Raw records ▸
== == ==

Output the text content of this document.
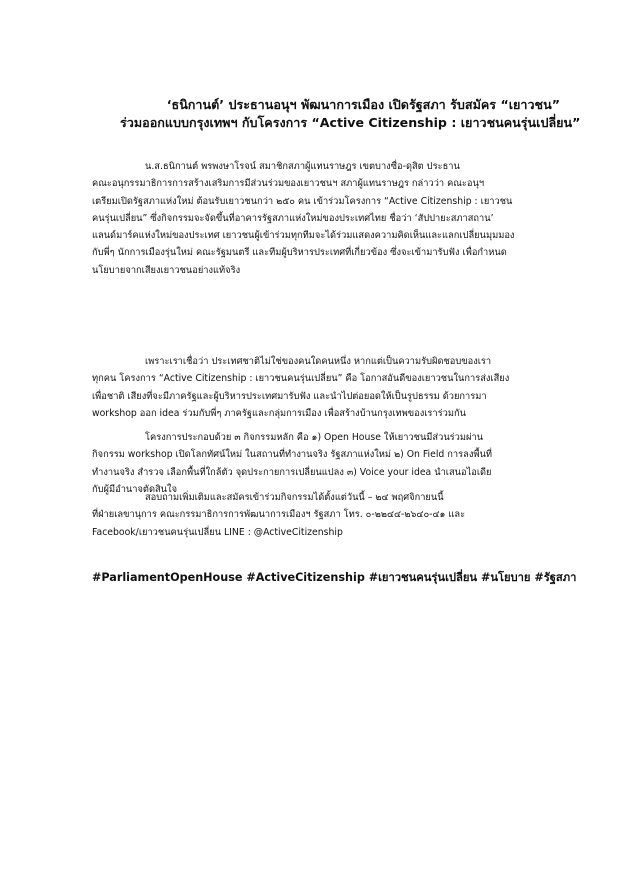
‘ธนิกานต์’ ประธานอนุฯ พัฒนาการเมือง เปิดรัฐสภา รับสมัคร “เยาวชน”
ร่วมออกแบบกรุงเทพฯ กับโครงการ “Active Citizenship : เยาวชนคนรุ่นเปลี่ยน”
น.ส.ธนิกานต์ พรพงษาโรจน์ สมาชิกสภาผู้แทนราษฎร เขตบางซื่อ-ดุสิต ประธาน
คณะอนุกรรมาธิการการสร้างเสริมการมีส่วนร่วมของเยาวชนฯ สภาผู้แทนราษฎร กล่าวว่า คณะอนุฯ
เตรียมเปิดรัฐสภาแห่งใหม่ ต้อนรับเยาวชนกว่า ๒๕๐ คน เข้าร่วมโครงการ “Active Citizenship : เยาวชน
คนรุ่นเปลี่ยน” ซึ่งกิจกรรมจะจัดขึ้นที่อาคารรัฐสภาแห่งใหม่ของประเทศไทย ชื่อว่า ‘สัปปายะสภาสถาน’
แลนด์มาร์คแห่งใหม่ของประเทศ เยาวชนผู้เข้าร่วมทุกทีมจะได้ร่วมแสดงความคิดเห็นและแลกเปลี่ยนมุมมอง
กับพี่ๆ นักการเมืองรุ่นใหม่ คณะรัฐมนตรี และทีมผู้บริหารประเทศที่เกี่ยวข้อง ซึ่งจะเข้ามารับฟัง เพื่อกำหนด
นโยบายจากเสียงเยาวชนอย่างแท้จริง
เพราะเราเชื่อว่า ประเทศชาติไม่ใช่ของคนใดคนหนึ่ง หากแต่เป็นความรับผิดชอบของเรา
ทุกคน โครงการ “Active Citizenship : เยาวชนคนรุ่นเปลี่ยน” คือ โอกาสอันดีของเยาวชนในการส่งเสียง
เพื่อชาติ เสียงที่จะมีภาครัฐและผู้บริหารประเทศมารับฟัง และนำไปต่อยอดให้เป็นรูปธรรม ด้วยการมา
workshop ออก idea ร่วมกับพี่ๆ ภาครัฐและกลุ่มการเมือง เพื่อสร้างบ้านกรุงเทพของเราร่วมกัน
โครงการประกอบด้วย ๓ กิจกรรมหลัก คือ ๑) Open House ให้เยาวชนมีส่วนร่วมผ่าน
กิจกรรม workshop เปิดโลกทัศน์ใหม่ ในสถานที่ทำงานจริง รัฐสภาแห่งใหม่ ๒) On Field การลงพื้นที่
ทำงานจริง สำรวจ เลือกพื้นที่ใกล้ตัว จุดประกายการเปลี่ยนแปลง ๓) Voice your idea นำเสนอไอเดีย
กับผู้มีอำนาจตัดสินใจ
สอบถามเพิ่มเติมและสมัครเข้าร่วมกิจกรรมได้ตั้งแต่วันนี้ – ๒๔ พฤศจิกายนนี้
ที่ฝ่ายเลขานุการ คณะกรรมาธิการการพัฒนาการเมืองฯ รัฐสภา โทร. ๐-๒๒๔๔-๒๖๔๐-๔๑ และ
Facebook/เยาวชนคนรุ่นเปลี่ยน LINE : @ActiveCitizenship
#ParliamentOpenHouse #ActiveCitizenship #เยาวชนคนรุ่นเปลี่ยน #นโยบาย #รัฐสภา
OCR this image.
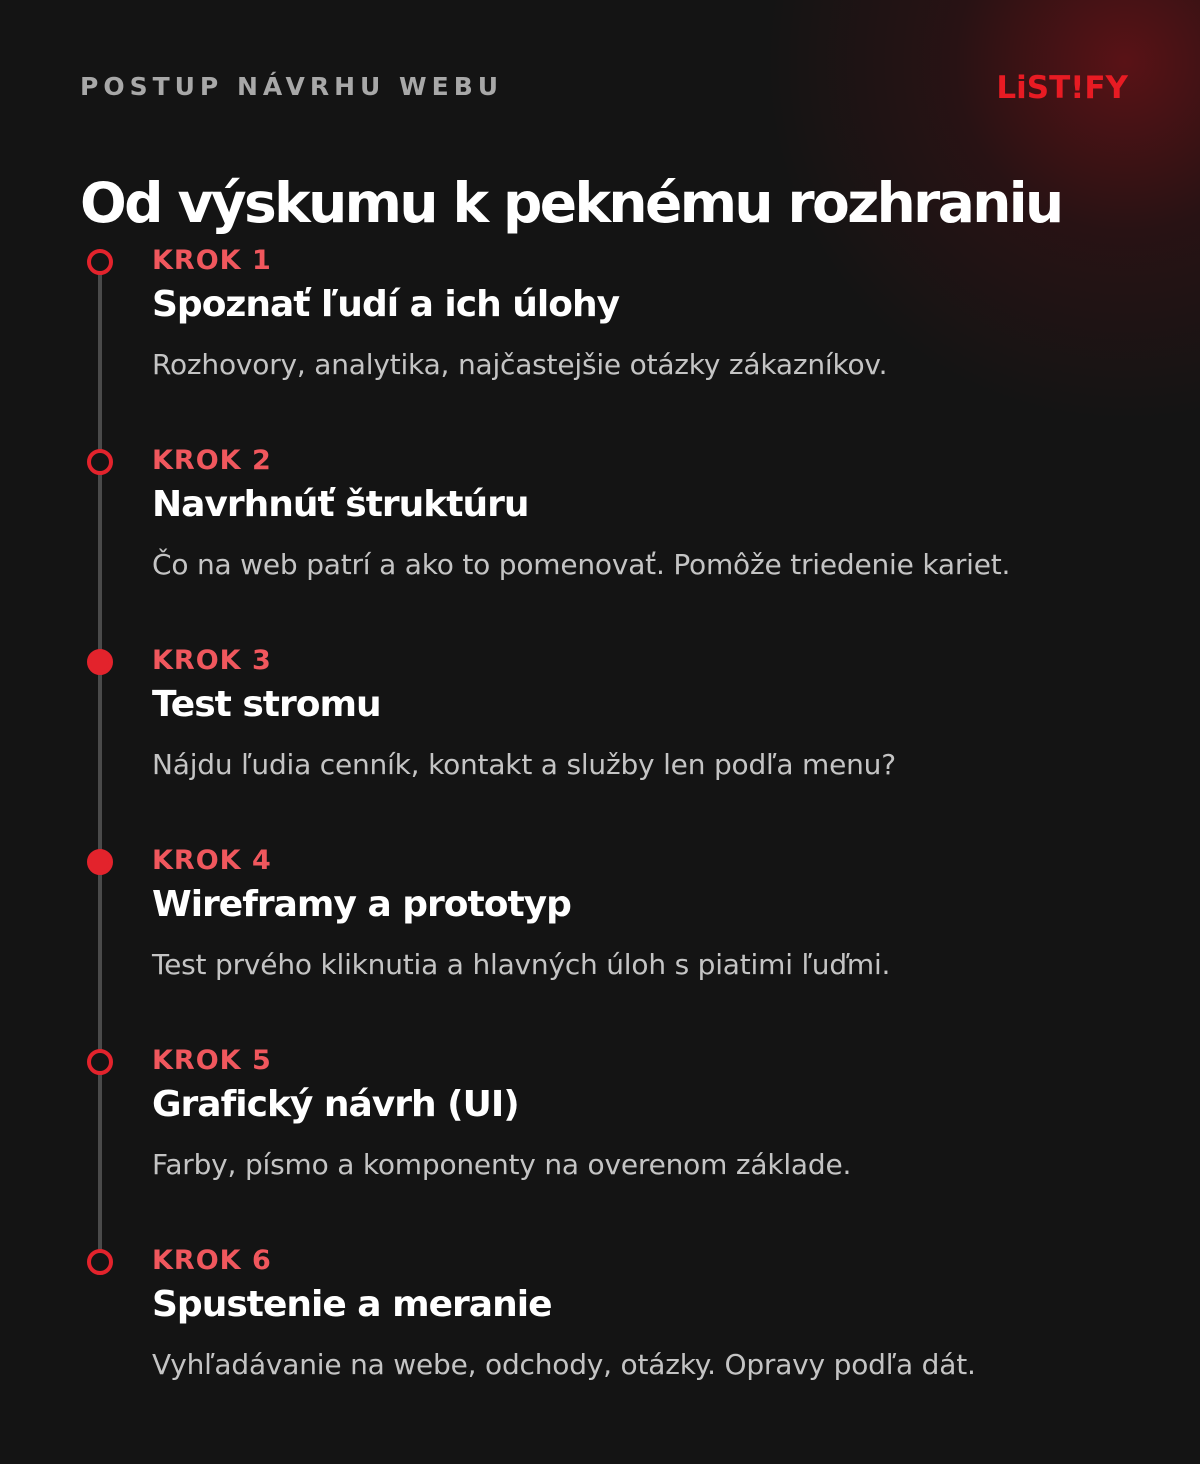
POSTUP NÁVRHU WEBU	LiST!FY
Od výskumu k peknému rozhraniu
KROK 1
Spoznať ľudí a ich úlohy
Rozhovory, analytika, najčastejšie otázky zákazníkov.
KROK 2
Navrhnúť štruktúru
Čo na web patrí a ako to pomenovať. Pomôže triedenie kariet.
KROK 3
Test stromu
Nájdu ľudia cenník, kontakt a služby len podľa menu?
KROK 4
Wireframy a prototyp
Test prvého kliknutia a hlavných úloh s piatimi ľuďmi.
KROK 5
Grafický návrh (UI)
Farby, písmo a komponenty na overenom základe.
KROK 6
Spustenie a meranie
Vyhľadávanie na webe, odchody, otázky. Opravy podľa dát.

== == ==

EXERCISE BRIEF ▸ Copy the listing word for word, excluding its pictures.

EXERCISE SOLUTION ▸
Output the text content of this document.
‘ธนิกานต์’ ประธานอนุฯ พัฒนาการเมือง เปิดรัฐสภา รับสมัคร “เยาวชน”
ร่วมออกแบบกรุงเทพฯ กับโครงการ “Active Citizenship : เยาวชนคนรุ่นเปลี่ยน”
น.ส.ธนิกานต์ พรพงษาโรจน์ สมาชิกสภาผู้แทนราษฎร เขตบางซื่อ-ดุสิต ประธาน
คณะอนุกรรมาธิการการสร้างเสริมการมีส่วนร่วมของเยาวชนฯ สภาผู้แทนราษฎร กล่าวว่า คณะอนุฯ
เตรียมเปิดรัฐสภาแห่งใหม่ ต้อนรับเยาวชนกว่า ๒๕๐ คน เข้าร่วมโครงการ “Active Citizenship : เยาวชน
คนรุ่นเปลี่ยน” ซึ่งกิจกรรมจะจัดขึ้นที่อาคารรัฐสภาแห่งใหม่ของประเทศไทย ชื่อว่า ‘สัปปายะสภาสถาน’
แลนด์มาร์คแห่งใหม่ของประเทศ เยาวชนผู้เข้าร่วมทุกทีมจะได้ร่วมแสดงความคิดเห็นและแลกเปลี่ยนมุมมอง
กับพี่ๆ นักการเมืองรุ่นใหม่ คณะรัฐมนตรี และทีมผู้บริหารประเทศที่เกี่ยวข้อง ซึ่งจะเข้ามารับฟัง เพื่อกำหนด
นโยบายจากเสียงเยาวชนอย่างแท้จริง
เพราะเราเชื่อว่า ประเทศชาติไม่ใช่ของคนใดคนหนึ่ง หากแต่เป็นความรับผิดชอบของเรา
ทุกคน โครงการ “Active Citizenship : เยาวชนคนรุ่นเปลี่ยน” คือ โอกาสอันดีของเยาวชนในการส่งเสียง
เพื่อชาติ เสียงที่จะมีภาครัฐและผู้บริหารประเทศมารับฟัง และนำไปต่อยอดให้เป็นรูปธรรม ด้วยการมา
workshop ออก idea ร่วมกับพี่ๆ ภาครัฐและกลุ่มการเมือง เพื่อสร้างบ้านกรุงเทพของเราร่วมกัน
โครงการประกอบด้วย ๓ กิจกรรมหลัก คือ ๑) Open House ให้เยาวชนมีส่วนร่วมผ่าน
กิจกรรม workshop เปิดโลกทัศน์ใหม่ ในสถานที่ทำงานจริง รัฐสภาแห่งใหม่ ๒) On Field การลงพื้นที่
ทำงานจริง สำรวจ เลือกพื้นที่ใกล้ตัว จุดประกายการเปลี่ยนแปลง ๓) Voice your idea นำเสนอไอเดีย
กับผู้มีอำนาจตัดสินใจ
สอบถามเพิ่มเติมและสมัครเข้าร่วมกิจกรรมได้ตั้งแต่วันนี้ – ๒๔ พฤศจิกายนนี้
ที่ฝ่ายเลขานุการ คณะกรรมาธิการการพัฒนาการเมืองฯ รัฐสภา โทร. ๐-๒๒๔๔-๒๖๔๐-๔๑ และ
Facebook/เยาวชนคนรุ่นเปลี่ยน LINE : @ActiveCitizenship
#ParliamentOpenHouse #ActiveCitizenship #เยาวชนคนรุ่นเปลี่ยน #นโยบาย #รัฐสภา
OCR this image.
POSTUP NÁVRHU WEBU	LiST!FY
Od výskumu k peknému rozhraniu
KROK 1
Spoznať ľudí a ich úlohy
Rozhovory, analytika, najčastejšie otázky zákazníkov.
KROK 2
Navrhnúť štruktúru
Čo na web patrí a ako to pomenovať. Pomôže triedenie kariet.
KROK 3
Test stromu
Nájdu ľudia cenník, kontakt a služby len podľa menu?
KROK 4
Wireframy a prototyp
Test prvého kliknutia a hlavných úloh s piatimi ľuďmi.
KROK 5
Grafický návrh (UI)
Farby, písmo a komponenty na overenom základe.
KROK 6
Spustenie a meranie
Vyhľadávanie na webe, odchody, otázky. Opravy podľa dát.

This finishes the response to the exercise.